Exercise details: Pick out and copy every line below that has the word "terdiri".

* * * * * * *

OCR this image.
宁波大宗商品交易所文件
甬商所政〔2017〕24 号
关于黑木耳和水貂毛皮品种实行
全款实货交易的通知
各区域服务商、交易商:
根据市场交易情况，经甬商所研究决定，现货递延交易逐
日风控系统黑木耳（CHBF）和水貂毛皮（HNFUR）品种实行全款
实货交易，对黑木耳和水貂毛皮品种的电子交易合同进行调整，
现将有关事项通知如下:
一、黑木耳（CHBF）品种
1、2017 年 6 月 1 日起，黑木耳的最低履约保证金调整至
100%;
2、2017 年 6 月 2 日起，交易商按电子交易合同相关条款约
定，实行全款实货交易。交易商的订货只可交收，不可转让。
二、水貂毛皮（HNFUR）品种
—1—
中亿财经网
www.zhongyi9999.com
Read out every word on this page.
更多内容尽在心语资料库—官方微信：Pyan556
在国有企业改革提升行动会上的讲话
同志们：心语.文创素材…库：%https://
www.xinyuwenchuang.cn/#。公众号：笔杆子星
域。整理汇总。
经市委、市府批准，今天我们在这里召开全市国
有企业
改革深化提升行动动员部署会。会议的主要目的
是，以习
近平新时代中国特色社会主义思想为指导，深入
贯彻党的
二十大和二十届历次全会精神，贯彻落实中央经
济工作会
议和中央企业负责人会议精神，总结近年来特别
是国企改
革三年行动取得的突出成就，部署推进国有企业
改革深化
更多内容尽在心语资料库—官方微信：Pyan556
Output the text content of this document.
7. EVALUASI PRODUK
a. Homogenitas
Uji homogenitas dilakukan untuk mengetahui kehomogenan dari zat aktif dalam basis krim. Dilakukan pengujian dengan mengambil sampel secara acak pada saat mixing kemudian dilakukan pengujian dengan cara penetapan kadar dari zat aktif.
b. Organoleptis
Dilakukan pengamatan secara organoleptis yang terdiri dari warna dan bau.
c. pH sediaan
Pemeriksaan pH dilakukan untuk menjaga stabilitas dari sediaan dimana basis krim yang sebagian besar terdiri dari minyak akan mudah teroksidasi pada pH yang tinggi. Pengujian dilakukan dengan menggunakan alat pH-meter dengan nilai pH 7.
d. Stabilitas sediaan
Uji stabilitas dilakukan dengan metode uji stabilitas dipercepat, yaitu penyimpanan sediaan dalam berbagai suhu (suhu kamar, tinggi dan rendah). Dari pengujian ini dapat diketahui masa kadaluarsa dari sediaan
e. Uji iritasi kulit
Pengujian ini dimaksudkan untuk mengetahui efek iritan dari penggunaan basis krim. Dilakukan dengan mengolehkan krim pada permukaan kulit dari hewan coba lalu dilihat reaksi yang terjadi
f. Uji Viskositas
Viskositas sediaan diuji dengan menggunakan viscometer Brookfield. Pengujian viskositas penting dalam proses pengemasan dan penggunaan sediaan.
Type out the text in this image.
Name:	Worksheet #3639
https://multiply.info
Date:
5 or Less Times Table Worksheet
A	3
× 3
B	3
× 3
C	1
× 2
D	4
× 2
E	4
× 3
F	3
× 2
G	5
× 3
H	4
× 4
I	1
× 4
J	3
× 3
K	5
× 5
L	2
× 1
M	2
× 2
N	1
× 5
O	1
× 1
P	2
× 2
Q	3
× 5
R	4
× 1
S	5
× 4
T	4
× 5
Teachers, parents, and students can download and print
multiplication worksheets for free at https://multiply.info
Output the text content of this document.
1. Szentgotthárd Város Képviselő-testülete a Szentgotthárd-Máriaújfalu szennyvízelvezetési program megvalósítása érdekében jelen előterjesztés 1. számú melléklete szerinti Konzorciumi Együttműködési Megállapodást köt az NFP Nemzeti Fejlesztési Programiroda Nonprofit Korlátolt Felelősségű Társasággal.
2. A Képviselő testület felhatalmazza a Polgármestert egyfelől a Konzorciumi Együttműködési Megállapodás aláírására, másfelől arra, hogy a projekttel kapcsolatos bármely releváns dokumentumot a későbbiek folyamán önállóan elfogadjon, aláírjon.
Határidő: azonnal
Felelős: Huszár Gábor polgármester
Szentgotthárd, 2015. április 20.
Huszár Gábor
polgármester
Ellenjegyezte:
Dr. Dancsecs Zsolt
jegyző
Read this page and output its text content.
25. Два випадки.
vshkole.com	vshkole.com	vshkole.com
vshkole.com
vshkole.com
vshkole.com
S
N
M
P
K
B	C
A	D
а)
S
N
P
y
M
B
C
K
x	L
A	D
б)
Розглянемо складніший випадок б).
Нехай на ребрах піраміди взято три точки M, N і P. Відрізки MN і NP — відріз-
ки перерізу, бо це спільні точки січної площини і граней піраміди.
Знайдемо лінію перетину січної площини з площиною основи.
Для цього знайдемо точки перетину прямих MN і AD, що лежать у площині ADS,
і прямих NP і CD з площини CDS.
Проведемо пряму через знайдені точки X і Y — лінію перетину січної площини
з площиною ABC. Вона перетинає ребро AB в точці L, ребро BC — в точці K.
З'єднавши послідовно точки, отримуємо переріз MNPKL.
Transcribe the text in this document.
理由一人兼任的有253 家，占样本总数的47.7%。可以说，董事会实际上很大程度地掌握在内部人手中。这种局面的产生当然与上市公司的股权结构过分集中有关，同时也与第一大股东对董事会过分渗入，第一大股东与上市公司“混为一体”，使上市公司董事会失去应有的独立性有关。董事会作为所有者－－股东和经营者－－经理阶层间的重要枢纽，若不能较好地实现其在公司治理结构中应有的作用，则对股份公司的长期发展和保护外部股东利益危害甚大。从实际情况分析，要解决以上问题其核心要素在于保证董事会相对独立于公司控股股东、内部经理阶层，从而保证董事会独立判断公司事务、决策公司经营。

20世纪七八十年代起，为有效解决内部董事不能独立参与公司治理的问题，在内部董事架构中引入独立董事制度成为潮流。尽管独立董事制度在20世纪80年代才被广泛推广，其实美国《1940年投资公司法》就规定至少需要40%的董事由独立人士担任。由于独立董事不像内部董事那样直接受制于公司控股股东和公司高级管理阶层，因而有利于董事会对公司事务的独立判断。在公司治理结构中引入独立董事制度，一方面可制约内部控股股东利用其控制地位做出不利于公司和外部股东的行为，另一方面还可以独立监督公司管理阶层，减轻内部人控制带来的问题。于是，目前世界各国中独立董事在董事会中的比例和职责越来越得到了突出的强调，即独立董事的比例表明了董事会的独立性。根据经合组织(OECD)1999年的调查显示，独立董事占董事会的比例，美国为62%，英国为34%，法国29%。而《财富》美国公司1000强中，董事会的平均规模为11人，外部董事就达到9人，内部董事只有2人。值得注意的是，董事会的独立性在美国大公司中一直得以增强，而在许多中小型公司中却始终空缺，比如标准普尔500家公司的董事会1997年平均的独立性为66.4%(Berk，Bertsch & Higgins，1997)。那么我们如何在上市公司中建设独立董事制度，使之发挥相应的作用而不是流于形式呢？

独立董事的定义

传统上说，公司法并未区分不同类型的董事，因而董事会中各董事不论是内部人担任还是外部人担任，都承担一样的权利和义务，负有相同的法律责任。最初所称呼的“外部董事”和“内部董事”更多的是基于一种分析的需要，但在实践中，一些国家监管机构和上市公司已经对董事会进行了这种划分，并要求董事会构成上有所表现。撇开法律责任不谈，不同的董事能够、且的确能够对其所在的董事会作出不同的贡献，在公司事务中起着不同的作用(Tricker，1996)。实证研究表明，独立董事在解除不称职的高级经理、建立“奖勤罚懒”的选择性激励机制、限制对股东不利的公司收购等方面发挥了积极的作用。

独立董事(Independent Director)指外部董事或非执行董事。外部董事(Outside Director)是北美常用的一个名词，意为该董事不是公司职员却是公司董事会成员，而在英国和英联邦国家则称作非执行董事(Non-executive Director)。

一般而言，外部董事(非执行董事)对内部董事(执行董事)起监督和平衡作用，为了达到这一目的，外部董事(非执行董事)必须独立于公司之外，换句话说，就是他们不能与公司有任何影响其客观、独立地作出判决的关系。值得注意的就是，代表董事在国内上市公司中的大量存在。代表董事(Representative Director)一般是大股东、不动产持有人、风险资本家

* * * * * * *

Expected answer:
Dilakukan pengamatan secara organoleptis yang terdiri dari warna dan bau.
Pemeriksaan pH dilakukan untuk menjaga stabilitas dari sediaan dimana basis krim yang sebagian besar terdiri dari minyak akan mudah teroksidasi pada pH yang tinggi. Pengujian dilakukan dengan menggunakan alat pH-meter dengan nilai pH 7.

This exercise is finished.